> [The input]:
▬▬▬▬▬▬▬▬▬▬
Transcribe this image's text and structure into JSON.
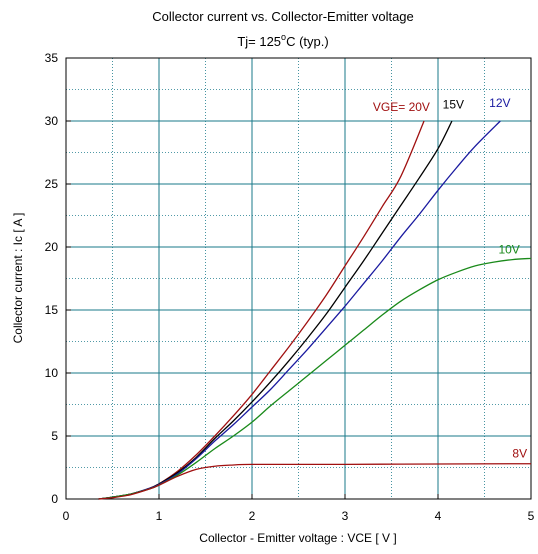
{
  "chart_data": {
    "type": "line",
    "title": "Collector current  vs.  Collector-Emitter voltage",
    "subtitle_prefix": "Tj= 125",
    "subtitle_degree": "o",
    "subtitle_suffix": "C  (typ.)",
    "xlabel": "Collector - Emitter voltage  :  VCE  [ V ]",
    "ylabel": "Collector current  :  Ic  [ A ]",
    "xlim": [
      0,
      5
    ],
    "ylim": [
      0,
      35
    ],
    "xticks": [
      0,
      1,
      2,
      3,
      4,
      5
    ],
    "yticks": [
      0,
      5,
      10,
      15,
      20,
      25,
      30,
      35
    ],
    "x_minor_step": 0.5,
    "y_minor_step": 2.5,
    "grid": true,
    "series": [
      {
        "name": "VGE= 20V",
        "color": "#a01010",
        "points": [
          [
            0.35,
            0
          ],
          [
            0.5,
            0.15
          ],
          [
            0.7,
            0.4
          ],
          [
            0.9,
            0.85
          ],
          [
            1.0,
            1.2
          ],
          [
            1.2,
            2.2
          ],
          [
            1.4,
            3.5
          ],
          [
            1.6,
            5.0
          ],
          [
            1.8,
            6.6
          ],
          [
            2.0,
            8.3
          ],
          [
            2.2,
            10.2
          ],
          [
            2.4,
            12.1
          ],
          [
            2.6,
            14.1
          ],
          [
            2.8,
            16.2
          ],
          [
            3.0,
            18.5
          ],
          [
            3.2,
            20.8
          ],
          [
            3.4,
            23.2
          ],
          [
            3.6,
            25.6
          ],
          [
            3.85,
            30.0
          ]
        ]
      },
      {
        "name": "15V",
        "color": "#000000",
        "points": [
          [
            0.35,
            0
          ],
          [
            0.5,
            0.15
          ],
          [
            0.7,
            0.4
          ],
          [
            0.9,
            0.85
          ],
          [
            1.0,
            1.2
          ],
          [
            1.2,
            2.1
          ],
          [
            1.4,
            3.3
          ],
          [
            1.6,
            4.8
          ],
          [
            1.8,
            6.2
          ],
          [
            2.0,
            7.7
          ],
          [
            2.2,
            9.3
          ],
          [
            2.4,
            11.0
          ],
          [
            2.6,
            12.8
          ],
          [
            2.8,
            14.7
          ],
          [
            3.0,
            16.8
          ],
          [
            3.2,
            18.9
          ],
          [
            3.4,
            21.1
          ],
          [
            3.6,
            23.3
          ],
          [
            3.8,
            25.5
          ],
          [
            4.0,
            27.8
          ],
          [
            4.15,
            30.0
          ]
        ]
      },
      {
        "name": "12V",
        "color": "#1a1aa0",
        "points": [
          [
            0.35,
            0
          ],
          [
            0.5,
            0.15
          ],
          [
            0.7,
            0.4
          ],
          [
            0.9,
            0.85
          ],
          [
            1.0,
            1.15
          ],
          [
            1.2,
            2.0
          ],
          [
            1.4,
            3.2
          ],
          [
            1.6,
            4.6
          ],
          [
            1.8,
            5.9
          ],
          [
            2.0,
            7.3
          ],
          [
            2.2,
            8.7
          ],
          [
            2.4,
            10.3
          ],
          [
            2.6,
            11.9
          ],
          [
            2.8,
            13.6
          ],
          [
            3.0,
            15.3
          ],
          [
            3.2,
            17.1
          ],
          [
            3.4,
            18.9
          ],
          [
            3.6,
            20.8
          ],
          [
            3.8,
            22.6
          ],
          [
            4.0,
            24.5
          ],
          [
            4.2,
            26.3
          ],
          [
            4.4,
            28.0
          ],
          [
            4.67,
            30.0
          ]
        ]
      },
      {
        "name": "10V",
        "color": "#1a8a1a",
        "points": [
          [
            0.35,
            0
          ],
          [
            0.5,
            0.15
          ],
          [
            0.7,
            0.4
          ],
          [
            0.9,
            0.8
          ],
          [
            1.0,
            1.1
          ],
          [
            1.2,
            1.9
          ],
          [
            1.4,
            2.9
          ],
          [
            1.6,
            4.0
          ],
          [
            1.8,
            5.0
          ],
          [
            2.0,
            6.1
          ],
          [
            2.2,
            7.4
          ],
          [
            2.4,
            8.6
          ],
          [
            2.6,
            9.8
          ],
          [
            2.8,
            11.0
          ],
          [
            3.0,
            12.2
          ],
          [
            3.2,
            13.4
          ],
          [
            3.4,
            14.6
          ],
          [
            3.6,
            15.7
          ],
          [
            3.8,
            16.6
          ],
          [
            4.0,
            17.4
          ],
          [
            4.2,
            18.0
          ],
          [
            4.4,
            18.5
          ],
          [
            4.6,
            18.8
          ],
          [
            4.8,
            19.0
          ],
          [
            5.0,
            19.1
          ]
        ]
      },
      {
        "name": "8V",
        "color": "#a01010",
        "points": [
          [
            0.35,
            0
          ],
          [
            0.5,
            0.1
          ],
          [
            0.7,
            0.35
          ],
          [
            0.9,
            0.8
          ],
          [
            1.0,
            1.1
          ],
          [
            1.2,
            1.8
          ],
          [
            1.4,
            2.35
          ],
          [
            1.6,
            2.6
          ],
          [
            1.8,
            2.7
          ],
          [
            2.0,
            2.75
          ],
          [
            3.0,
            2.75
          ],
          [
            4.0,
            2.78
          ],
          [
            5.0,
            2.8
          ]
        ]
      }
    ],
    "annotations": [
      {
        "text": "VGE= 20V",
        "color": "#a01010",
        "x": 3.3,
        "y": 30.8
      },
      {
        "text": "15V",
        "color": "#000000",
        "x": 4.05,
        "y": 31.0
      },
      {
        "text": "12V",
        "color": "#1a1aa0",
        "x": 4.55,
        "y": 31.1
      },
      {
        "text": "10V",
        "color": "#1a8a1a",
        "x": 4.65,
        "y": 19.5
      },
      {
        "text": "8V",
        "color": "#a01010",
        "x": 4.8,
        "y": 3.3
      }
    ],
    "grid_color": "#1a7a8a",
    "plot_bg": "#ffffff"
  }
}
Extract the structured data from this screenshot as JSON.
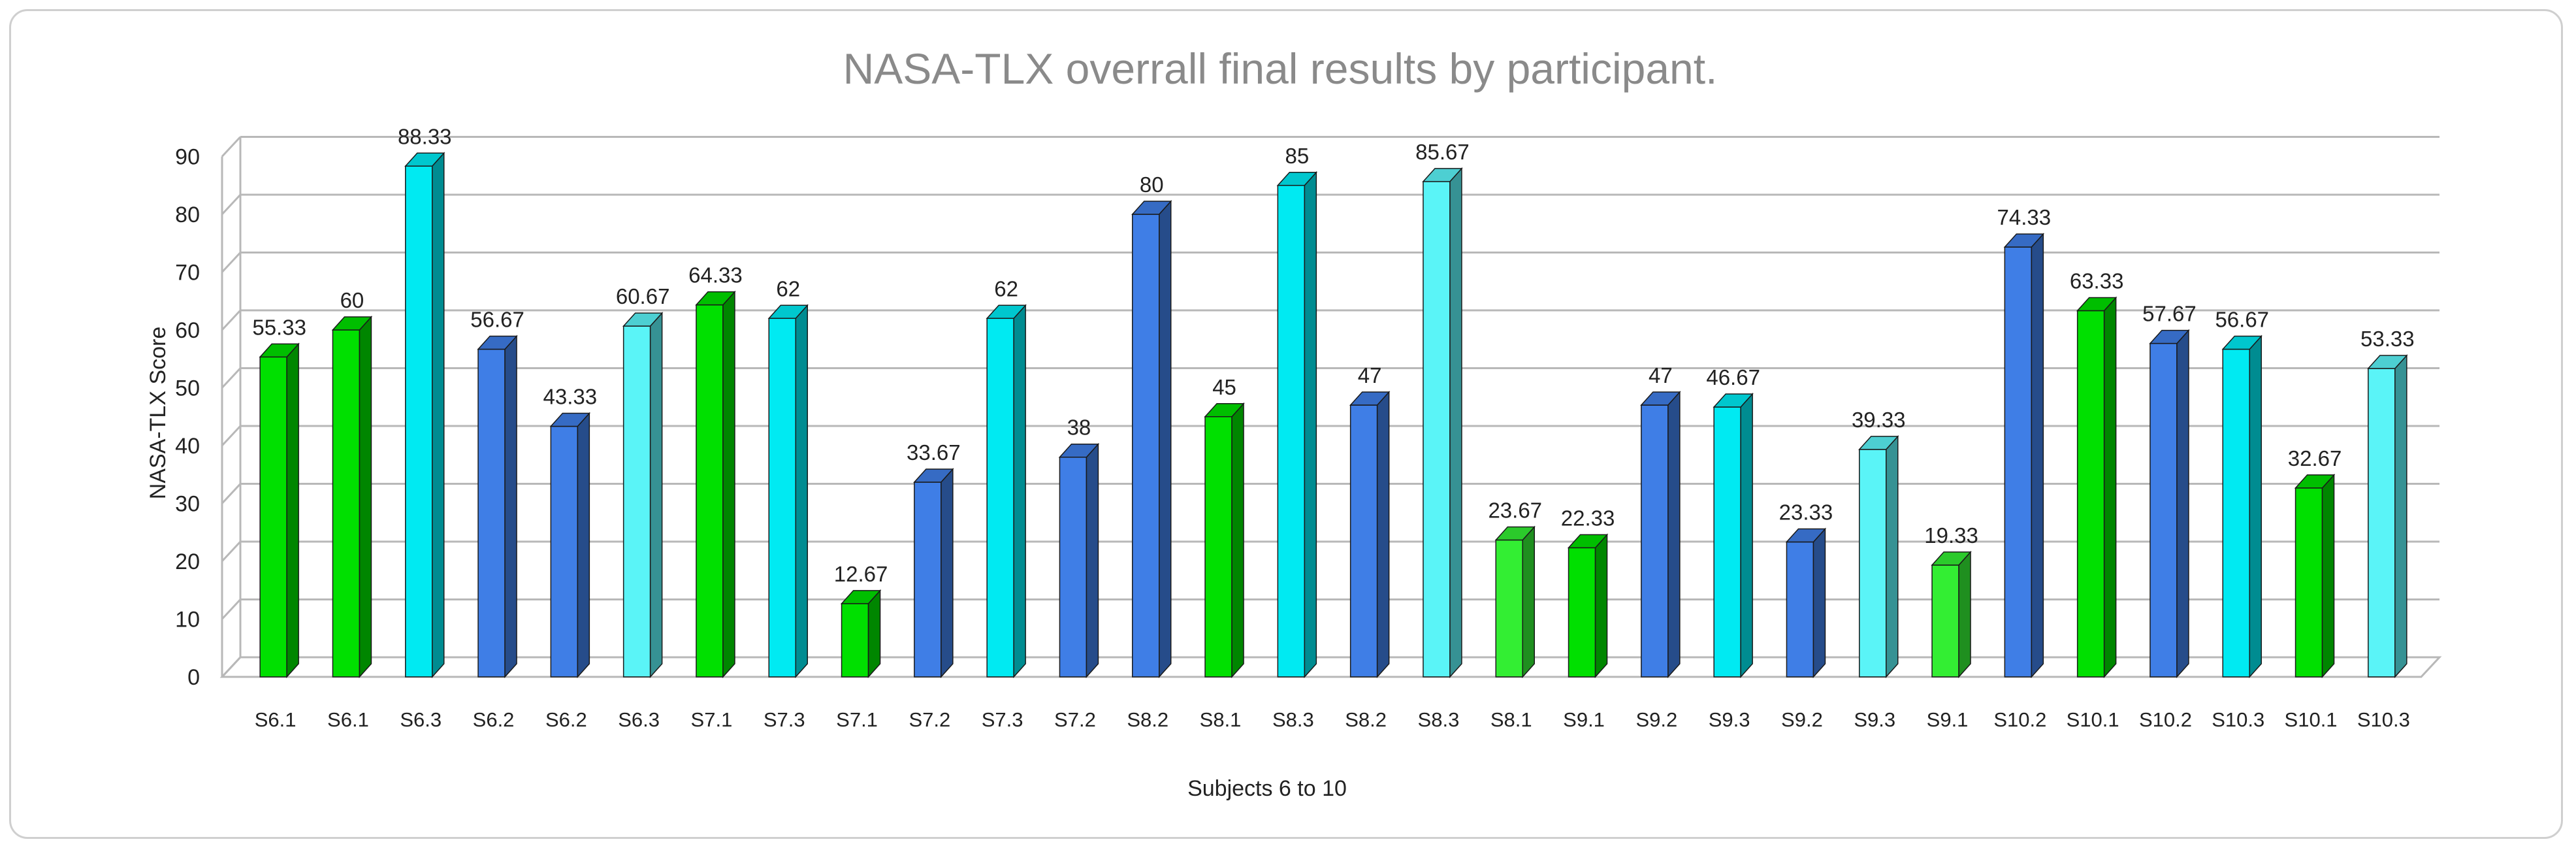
{
  "chart_data": {
    "type": "bar",
    "title": "NASA-TLX overrall final results by participant.",
    "xlabel": "Subjects 6 to 10",
    "ylabel": "NASA-TLX Score",
    "ylim": [
      0,
      90
    ],
    "yticks": [
      0,
      10,
      20,
      30,
      40,
      50,
      60,
      70,
      80,
      90
    ],
    "grid": true,
    "three_d": true,
    "colors": {
      "green": "#00e000",
      "lightgreen": "#33ee33",
      "cyan": "#00eaf2",
      "lightcyan": "#5af4f7",
      "blue": "#3f7ee6"
    },
    "bars": [
      {
        "category": "S6.1",
        "label": "55.33",
        "value": 55.33,
        "color": "green"
      },
      {
        "category": "S6.1",
        "label": "60",
        "value": 60,
        "color": "green"
      },
      {
        "category": "S6.3",
        "label": "88.33",
        "value": 88.33,
        "color": "cyan"
      },
      {
        "category": "S6.2",
        "label": "56.67",
        "value": 56.67,
        "color": "blue"
      },
      {
        "category": "S6.2",
        "label": "43.33",
        "value": 43.33,
        "color": "blue"
      },
      {
        "category": "S6.3",
        "label": "60.67",
        "value": 60.67,
        "color": "lightcyan"
      },
      {
        "category": "S7.1",
        "label": "64.33",
        "value": 64.33,
        "color": "green"
      },
      {
        "category": "S7.3",
        "label": "62",
        "value": 62,
        "color": "cyan"
      },
      {
        "category": "S7.1",
        "label": "12.67",
        "value": 12.67,
        "color": "green"
      },
      {
        "category": "S7.2",
        "label": "33.67",
        "value": 33.67,
        "color": "blue"
      },
      {
        "category": "S7.3",
        "label": "62",
        "value": 62,
        "color": "cyan"
      },
      {
        "category": "S7.2",
        "label": "38",
        "value": 38,
        "color": "blue"
      },
      {
        "category": "S8.2",
        "label": "80",
        "value": 80,
        "color": "blue"
      },
      {
        "category": "S8.1",
        "label": "45",
        "value": 45,
        "color": "green"
      },
      {
        "category": "S8.3",
        "label": "85",
        "value": 85,
        "color": "cyan"
      },
      {
        "category": "S8.2",
        "label": "47",
        "value": 47,
        "color": "blue"
      },
      {
        "category": "S8.3",
        "label": "85.67",
        "value": 85.67,
        "color": "lightcyan"
      },
      {
        "category": "S8.1",
        "label": "23.67",
        "value": 23.67,
        "color": "lightgreen"
      },
      {
        "category": "S9.1",
        "label": "22.33",
        "value": 22.33,
        "color": "green"
      },
      {
        "category": "S9.2",
        "label": "47",
        "value": 47,
        "color": "blue"
      },
      {
        "category": "S9.3",
        "label": "46.67",
        "value": 46.67,
        "color": "cyan"
      },
      {
        "category": "S9.2",
        "label": "23.33",
        "value": 23.33,
        "color": "blue"
      },
      {
        "category": "S9.3",
        "label": "39.33",
        "value": 39.33,
        "color": "lightcyan"
      },
      {
        "category": "S9.1",
        "label": "19.33",
        "value": 19.33,
        "color": "lightgreen"
      },
      {
        "category": "S10.2",
        "label": "74.33",
        "value": 74.33,
        "color": "blue"
      },
      {
        "category": "S10.1",
        "label": "63.33",
        "value": 63.33,
        "color": "green"
      },
      {
        "category": "S10.2",
        "label": "57.67",
        "value": 57.67,
        "color": "blue"
      },
      {
        "category": "S10.3",
        "label": "56.67",
        "value": 56.67,
        "color": "cyan"
      },
      {
        "category": "S10.1",
        "label": "32.67",
        "value": 32.67,
        "color": "green"
      },
      {
        "category": "S10.3",
        "label": "53.33",
        "value": 53.33,
        "color": "lightcyan"
      }
    ]
  }
}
▬▬▬▬▬▬▬▬▬▬
Show the lines from the data above that contain the string "xlabel".

> [Task response]:
    "xlabel": "Collector - Emitter voltage  :  VCE  [ V ]",
    "xlabel": "Subjects 6 to 10",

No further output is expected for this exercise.